(Stored items from a collection)

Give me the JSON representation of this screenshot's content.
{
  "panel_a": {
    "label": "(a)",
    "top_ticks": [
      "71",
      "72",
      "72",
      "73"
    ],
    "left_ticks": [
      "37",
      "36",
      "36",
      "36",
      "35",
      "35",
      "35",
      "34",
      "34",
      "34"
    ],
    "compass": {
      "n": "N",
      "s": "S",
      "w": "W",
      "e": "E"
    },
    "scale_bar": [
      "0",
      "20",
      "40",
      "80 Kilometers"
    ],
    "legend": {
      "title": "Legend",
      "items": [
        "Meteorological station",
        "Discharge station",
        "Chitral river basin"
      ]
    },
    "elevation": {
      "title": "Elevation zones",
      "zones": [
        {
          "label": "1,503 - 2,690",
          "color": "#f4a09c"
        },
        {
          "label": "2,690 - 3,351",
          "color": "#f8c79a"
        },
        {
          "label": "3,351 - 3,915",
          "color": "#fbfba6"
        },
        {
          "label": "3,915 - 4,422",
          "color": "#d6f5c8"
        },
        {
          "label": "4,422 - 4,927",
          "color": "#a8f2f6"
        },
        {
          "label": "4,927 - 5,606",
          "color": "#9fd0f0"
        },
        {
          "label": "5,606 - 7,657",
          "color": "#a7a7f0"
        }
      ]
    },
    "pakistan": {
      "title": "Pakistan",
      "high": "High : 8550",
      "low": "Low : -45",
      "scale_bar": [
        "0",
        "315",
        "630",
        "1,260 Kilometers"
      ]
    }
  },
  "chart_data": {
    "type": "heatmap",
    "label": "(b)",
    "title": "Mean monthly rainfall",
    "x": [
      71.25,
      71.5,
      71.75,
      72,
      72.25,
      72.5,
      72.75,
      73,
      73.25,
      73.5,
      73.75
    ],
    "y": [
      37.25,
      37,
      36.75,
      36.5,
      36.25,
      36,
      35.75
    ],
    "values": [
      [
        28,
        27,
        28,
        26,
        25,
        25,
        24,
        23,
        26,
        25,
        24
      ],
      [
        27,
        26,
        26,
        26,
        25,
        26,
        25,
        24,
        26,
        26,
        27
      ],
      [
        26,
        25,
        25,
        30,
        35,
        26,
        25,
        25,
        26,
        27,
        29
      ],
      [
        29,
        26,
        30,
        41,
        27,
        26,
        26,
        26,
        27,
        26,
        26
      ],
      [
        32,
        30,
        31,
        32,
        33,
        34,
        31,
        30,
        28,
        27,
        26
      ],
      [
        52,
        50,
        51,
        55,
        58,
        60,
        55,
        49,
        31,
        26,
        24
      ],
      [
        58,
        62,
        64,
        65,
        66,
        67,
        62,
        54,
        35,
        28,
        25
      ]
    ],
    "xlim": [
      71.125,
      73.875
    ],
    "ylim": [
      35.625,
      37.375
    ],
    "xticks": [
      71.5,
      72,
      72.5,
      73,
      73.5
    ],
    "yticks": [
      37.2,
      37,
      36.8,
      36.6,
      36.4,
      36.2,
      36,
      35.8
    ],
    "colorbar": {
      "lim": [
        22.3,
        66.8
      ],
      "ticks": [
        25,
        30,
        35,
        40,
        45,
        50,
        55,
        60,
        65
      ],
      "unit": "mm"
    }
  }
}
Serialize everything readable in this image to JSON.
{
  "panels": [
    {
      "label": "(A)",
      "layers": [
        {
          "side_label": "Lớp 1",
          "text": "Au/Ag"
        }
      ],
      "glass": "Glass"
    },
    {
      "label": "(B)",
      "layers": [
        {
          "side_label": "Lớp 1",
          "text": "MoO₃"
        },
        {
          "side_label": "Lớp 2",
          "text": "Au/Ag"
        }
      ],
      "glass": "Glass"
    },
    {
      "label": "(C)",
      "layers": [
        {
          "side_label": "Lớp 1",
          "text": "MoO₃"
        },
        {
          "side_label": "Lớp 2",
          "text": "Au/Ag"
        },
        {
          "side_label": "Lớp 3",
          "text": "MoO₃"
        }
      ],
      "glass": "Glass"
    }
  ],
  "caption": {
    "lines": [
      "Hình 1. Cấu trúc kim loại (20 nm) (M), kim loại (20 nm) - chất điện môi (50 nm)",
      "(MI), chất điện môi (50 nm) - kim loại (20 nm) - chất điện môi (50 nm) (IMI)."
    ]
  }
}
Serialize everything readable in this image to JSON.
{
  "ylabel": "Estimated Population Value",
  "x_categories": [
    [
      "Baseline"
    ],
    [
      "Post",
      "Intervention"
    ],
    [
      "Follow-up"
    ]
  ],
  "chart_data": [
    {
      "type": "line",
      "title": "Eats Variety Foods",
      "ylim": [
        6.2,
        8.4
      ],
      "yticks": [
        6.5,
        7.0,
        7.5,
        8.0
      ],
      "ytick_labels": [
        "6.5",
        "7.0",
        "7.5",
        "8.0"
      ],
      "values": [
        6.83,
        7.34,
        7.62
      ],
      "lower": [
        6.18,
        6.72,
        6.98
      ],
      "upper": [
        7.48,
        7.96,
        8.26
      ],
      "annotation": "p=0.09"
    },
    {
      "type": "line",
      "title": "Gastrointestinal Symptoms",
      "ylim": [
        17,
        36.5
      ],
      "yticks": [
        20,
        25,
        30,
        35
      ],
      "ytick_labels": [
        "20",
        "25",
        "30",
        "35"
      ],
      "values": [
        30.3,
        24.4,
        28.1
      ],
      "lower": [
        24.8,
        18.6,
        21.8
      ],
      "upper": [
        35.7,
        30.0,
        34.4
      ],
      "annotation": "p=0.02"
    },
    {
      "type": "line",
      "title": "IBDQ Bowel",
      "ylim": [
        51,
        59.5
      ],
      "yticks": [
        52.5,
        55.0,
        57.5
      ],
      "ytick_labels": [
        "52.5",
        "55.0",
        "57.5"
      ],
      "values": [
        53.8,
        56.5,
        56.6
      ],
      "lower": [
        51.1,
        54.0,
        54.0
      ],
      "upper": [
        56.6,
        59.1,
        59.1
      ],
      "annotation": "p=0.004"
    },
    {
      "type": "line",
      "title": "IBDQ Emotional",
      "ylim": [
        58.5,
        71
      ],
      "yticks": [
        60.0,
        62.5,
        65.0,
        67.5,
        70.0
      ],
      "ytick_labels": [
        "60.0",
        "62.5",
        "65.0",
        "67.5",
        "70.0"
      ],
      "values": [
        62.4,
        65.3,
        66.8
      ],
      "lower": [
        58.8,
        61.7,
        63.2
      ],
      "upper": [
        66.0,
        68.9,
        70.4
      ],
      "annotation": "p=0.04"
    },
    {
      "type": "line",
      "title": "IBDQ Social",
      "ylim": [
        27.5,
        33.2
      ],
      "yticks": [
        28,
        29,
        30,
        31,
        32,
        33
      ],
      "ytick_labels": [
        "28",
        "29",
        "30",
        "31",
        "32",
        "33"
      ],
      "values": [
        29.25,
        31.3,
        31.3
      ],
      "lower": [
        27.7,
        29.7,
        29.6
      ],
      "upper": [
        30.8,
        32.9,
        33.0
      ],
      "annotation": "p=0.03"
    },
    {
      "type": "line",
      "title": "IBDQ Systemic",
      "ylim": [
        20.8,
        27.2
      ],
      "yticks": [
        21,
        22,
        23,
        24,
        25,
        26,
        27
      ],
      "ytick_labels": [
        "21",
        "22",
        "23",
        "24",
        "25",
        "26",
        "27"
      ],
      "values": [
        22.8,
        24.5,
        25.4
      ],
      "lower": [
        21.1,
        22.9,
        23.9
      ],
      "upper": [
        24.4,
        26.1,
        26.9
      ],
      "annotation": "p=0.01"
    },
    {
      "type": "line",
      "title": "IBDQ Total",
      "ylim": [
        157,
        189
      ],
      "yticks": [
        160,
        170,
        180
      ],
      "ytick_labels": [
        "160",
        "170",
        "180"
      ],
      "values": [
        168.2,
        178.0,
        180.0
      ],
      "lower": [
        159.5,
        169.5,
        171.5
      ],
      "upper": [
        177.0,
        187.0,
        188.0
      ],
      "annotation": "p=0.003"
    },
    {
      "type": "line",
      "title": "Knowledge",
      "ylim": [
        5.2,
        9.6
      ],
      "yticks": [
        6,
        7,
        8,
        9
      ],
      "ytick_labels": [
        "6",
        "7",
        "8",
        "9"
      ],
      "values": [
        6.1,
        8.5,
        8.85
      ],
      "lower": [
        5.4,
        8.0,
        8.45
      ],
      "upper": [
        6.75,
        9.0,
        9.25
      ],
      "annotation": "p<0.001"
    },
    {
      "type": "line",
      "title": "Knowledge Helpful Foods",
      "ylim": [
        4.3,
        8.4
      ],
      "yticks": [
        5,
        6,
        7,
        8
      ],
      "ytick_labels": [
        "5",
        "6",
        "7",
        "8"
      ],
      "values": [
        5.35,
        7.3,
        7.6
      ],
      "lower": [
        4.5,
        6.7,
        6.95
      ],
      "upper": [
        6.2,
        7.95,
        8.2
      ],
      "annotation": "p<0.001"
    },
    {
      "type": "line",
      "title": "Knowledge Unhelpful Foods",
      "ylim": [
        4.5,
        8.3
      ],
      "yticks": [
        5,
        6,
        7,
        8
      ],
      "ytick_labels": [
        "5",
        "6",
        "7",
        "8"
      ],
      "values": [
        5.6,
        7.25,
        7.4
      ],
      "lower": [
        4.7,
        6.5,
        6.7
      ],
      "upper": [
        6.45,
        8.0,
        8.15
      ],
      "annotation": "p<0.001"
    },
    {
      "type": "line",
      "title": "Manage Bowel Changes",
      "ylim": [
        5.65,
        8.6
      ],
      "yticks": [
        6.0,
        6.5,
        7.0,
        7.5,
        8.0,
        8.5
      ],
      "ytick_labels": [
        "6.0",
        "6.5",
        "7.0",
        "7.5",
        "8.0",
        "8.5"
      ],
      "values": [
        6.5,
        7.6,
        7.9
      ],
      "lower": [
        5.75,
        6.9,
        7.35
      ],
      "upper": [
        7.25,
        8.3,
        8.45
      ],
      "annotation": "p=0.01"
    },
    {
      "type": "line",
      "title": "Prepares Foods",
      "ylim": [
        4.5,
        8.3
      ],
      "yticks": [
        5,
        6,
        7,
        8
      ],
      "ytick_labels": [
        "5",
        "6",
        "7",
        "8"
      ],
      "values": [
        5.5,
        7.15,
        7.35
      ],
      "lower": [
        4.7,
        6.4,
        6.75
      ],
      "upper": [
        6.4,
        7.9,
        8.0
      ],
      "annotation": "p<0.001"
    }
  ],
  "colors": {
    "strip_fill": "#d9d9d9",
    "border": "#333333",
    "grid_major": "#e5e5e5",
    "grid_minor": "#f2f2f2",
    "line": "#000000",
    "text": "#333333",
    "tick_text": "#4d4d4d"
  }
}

■ TO DO: Read through the lines above and collect those that contain the string "Foods".

■ RESULT OF THIS EXERCISE:
      "title": "Eats Variety Foods",
      "title": "Knowledge Helpful Foods",
      "title": "Knowledge Unhelpful Foods",
      "title": "Prepares Foods",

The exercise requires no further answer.